** start Stored data **
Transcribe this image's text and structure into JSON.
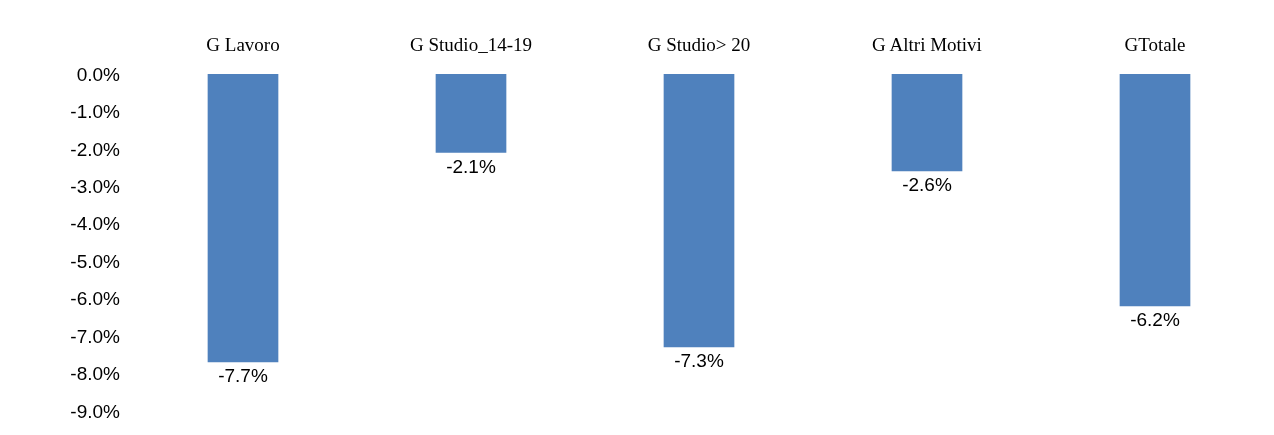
{
  "chart_data": {
    "type": "bar",
    "categories": [
      "G Lavoro",
      "G Studio_14-19",
      "G Studio> 20",
      "G Altri Motivi",
      "GTotale"
    ],
    "values": [
      -7.7,
      -2.1,
      -7.3,
      -2.6,
      -6.2
    ],
    "value_labels": [
      "-7.7%",
      "-2.1%",
      "-7.3%",
      "-2.6%",
      "-6.2%"
    ],
    "color": "#4f81bd",
    "ylim": [
      -9,
      0
    ],
    "yticks": [
      {
        "value": 0,
        "label": "0.0%"
      },
      {
        "value": -1,
        "label": "-1.0%"
      },
      {
        "value": -2,
        "label": "-2.0%"
      },
      {
        "value": -3,
        "label": "-3.0%"
      },
      {
        "value": -4,
        "label": "-4.0%"
      },
      {
        "value": -5,
        "label": "-5.0%"
      },
      {
        "value": -6,
        "label": "-6.0%"
      },
      {
        "value": -7,
        "label": "-7.0%"
      },
      {
        "value": -8,
        "label": "-8.0%"
      },
      {
        "value": -9,
        "label": "-9.0%"
      }
    ],
    "grid": false,
    "legend": false
  }
}
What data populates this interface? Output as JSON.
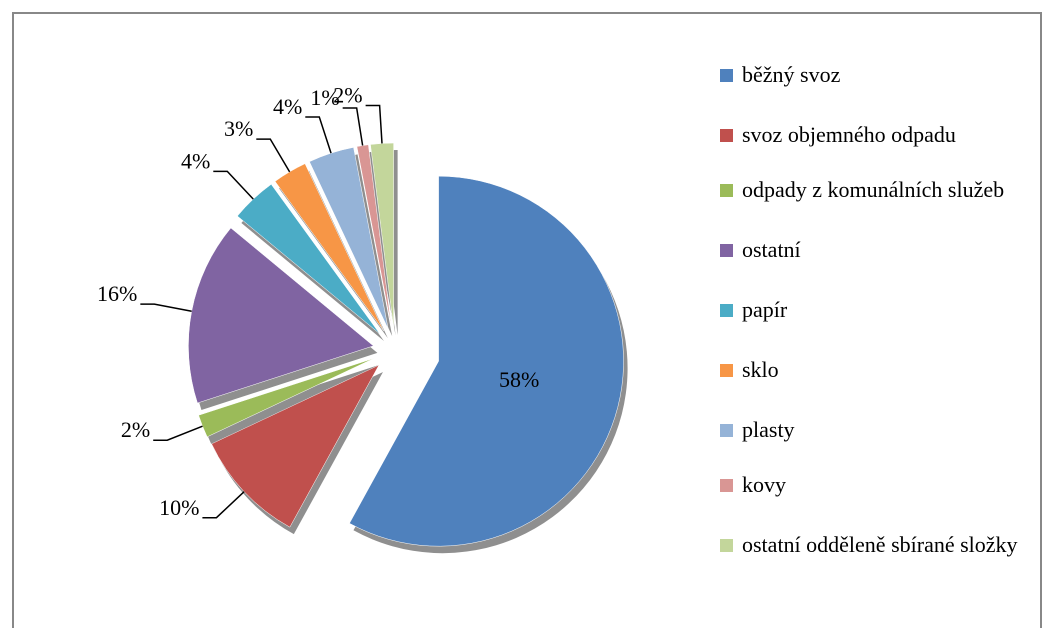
{
  "chart_data": {
    "type": "pie",
    "categories": [
      "běžný svoz",
      "svoz objemného odpadu",
      "odpady z komunálních služeb",
      "ostatní",
      "papír",
      "sklo",
      "plasty",
      "kovy",
      "ostatní odděleně sbírané složky"
    ],
    "values": [
      58,
      10,
      2,
      16,
      4,
      3,
      4,
      1,
      2
    ],
    "value_labels": [
      "58%",
      "10%",
      "2%",
      "16%",
      "4%",
      "3%",
      "4%",
      "1%",
      "2%"
    ],
    "colors": [
      "#4f81bd",
      "#c0504d",
      "#9bbb59",
      "#8064a2",
      "#4bacc6",
      "#f79646",
      "#95b3d7",
      "#d99694",
      "#c3d69b"
    ],
    "legend": "right"
  }
}
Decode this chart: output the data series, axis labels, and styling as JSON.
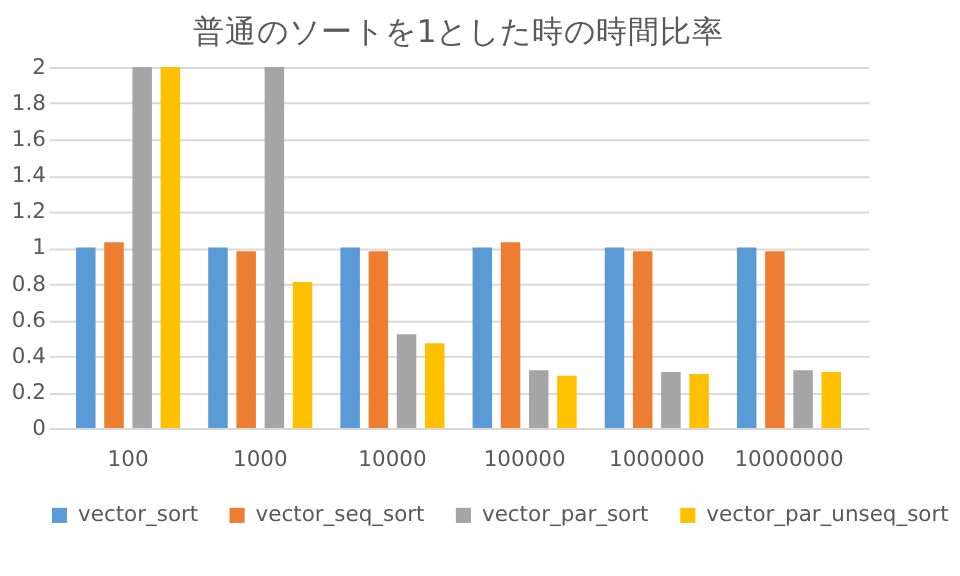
{
  "chart_data": {
    "type": "bar",
    "title": "普通のソートを1とした時の時間比率",
    "categories": [
      "100",
      "1000",
      "10000",
      "100000",
      "1000000",
      "10000000"
    ],
    "series": [
      {
        "name": "vector_sort",
        "color": "#5b9bd5",
        "values": [
          1.0,
          1.0,
          1.0,
          1.0,
          1.0,
          1.0
        ]
      },
      {
        "name": "vector_seq_sort",
        "color": "#ed7d31",
        "values": [
          1.03,
          0.98,
          0.98,
          1.03,
          0.98,
          0.98
        ]
      },
      {
        "name": "vector_par_sort",
        "color": "#a5a5a5",
        "values": [
          2,
          2,
          0.52,
          0.32,
          0.31,
          0.32
        ]
      },
      {
        "name": "vector_par_unseq_sort",
        "color": "#ffc000",
        "values": [
          2,
          0.81,
          0.47,
          0.29,
          0.3,
          0.31
        ]
      }
    ],
    "ylim": [
      0,
      2
    ],
    "yticks": [
      0,
      0.2,
      0.4,
      0.6,
      0.8,
      1,
      1.2,
      1.4,
      1.6,
      1.8,
      2
    ],
    "grid": "y",
    "legend": "bottom"
  }
}
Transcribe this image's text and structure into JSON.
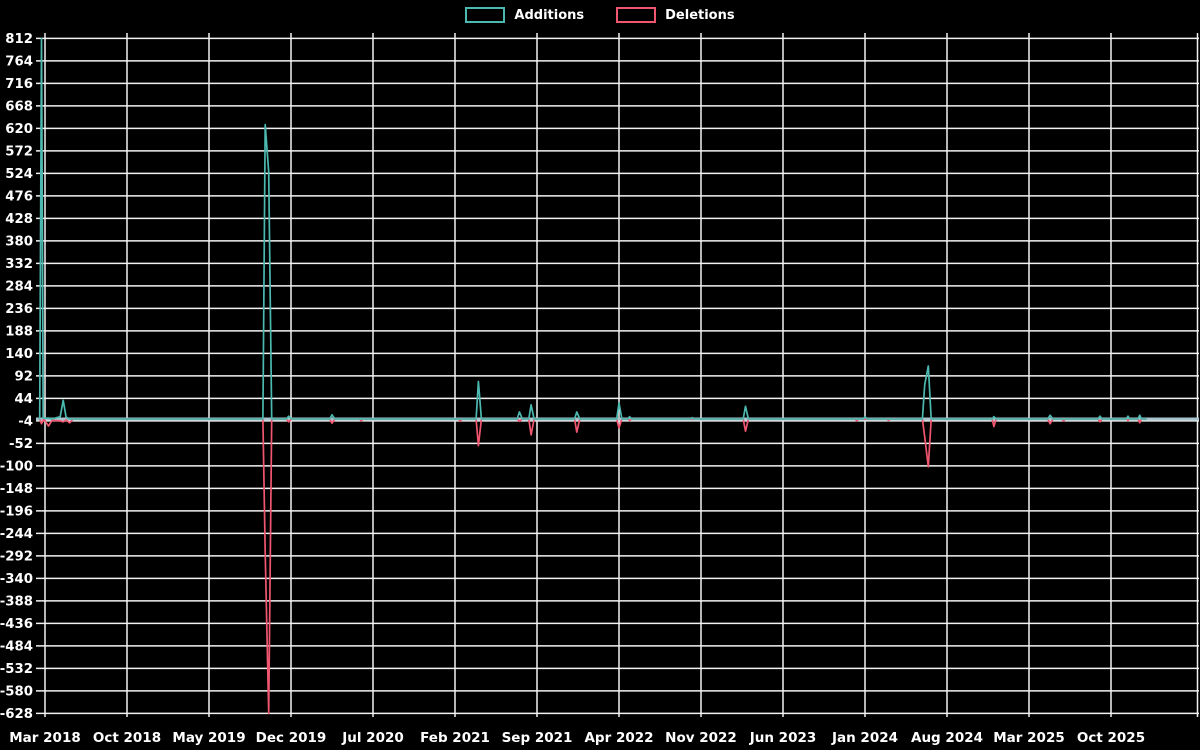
** end Stored data **
→ **Exercise**: Leaving out every picture, copy exactly the lines from the one that contains "What data populates" through the end of the entries above.

→ **Problem solution**:
What data populates this interface? Output as JSON.
{
  "chart_data": {
    "type": "pie",
    "categories": [
      "běžný svoz",
      "svoz objemného odpadu",
      "odpady z komunálních služeb",
      "ostatní",
      "papír",
      "sklo",
      "plasty",
      "kovy",
      "ostatní odděleně sbírané složky"
    ],
    "values": [
      58,
      10,
      2,
      16,
      4,
      3,
      4,
      1,
      2
    ],
    "value_labels": [
      "58%",
      "10%",
      "2%",
      "16%",
      "4%",
      "3%",
      "4%",
      "1%",
      "2%"
    ],
    "colors": [
      "#4f81bd",
      "#c0504d",
      "#9bbb59",
      "#8064a2",
      "#4bacc6",
      "#f79646",
      "#95b3d7",
      "#d99694",
      "#c3d69b"
    ],
    "legend": "right"
  }
}
Decode this chart: output the data series, axis labels, and styling as JSON.
{
  "chart_data": {
    "type": "bar",
    "title": "普通のソートを1とした時の時間比率",
    "categories": [
      "100",
      "1000",
      "10000",
      "100000",
      "1000000",
      "10000000"
    ],
    "series": [
      {
        "name": "vector_sort",
        "color": "#5b9bd5",
        "values": [
          1.0,
          1.0,
          1.0,
          1.0,
          1.0,
          1.0
        ]
      },
      {
        "name": "vector_seq_sort",
        "color": "#ed7d31",
        "values": [
          1.03,
          0.98,
          0.98,
          1.03,
          0.98,
          0.98
        ]
      },
      {
        "name": "vector_par_sort",
        "color": "#a5a5a5",
        "values": [
          2,
          2,
          0.52,
          0.32,
          0.31,
          0.32
        ]
      },
      {
        "name": "vector_par_unseq_sort",
        "color": "#ffc000",
        "values": [
          2,
          0.81,
          0.47,
          0.29,
          0.3,
          0.31
        ]
      }
    ],
    "ylim": [
      0,
      2
    ],
    "yticks": [
      0,
      0.2,
      0.4,
      0.6,
      0.8,
      1,
      1.2,
      1.4,
      1.6,
      1.8,
      2
    ],
    "grid": "y",
    "legend": "bottom"
  }
}
Transcribe this image's text and structure into JSON.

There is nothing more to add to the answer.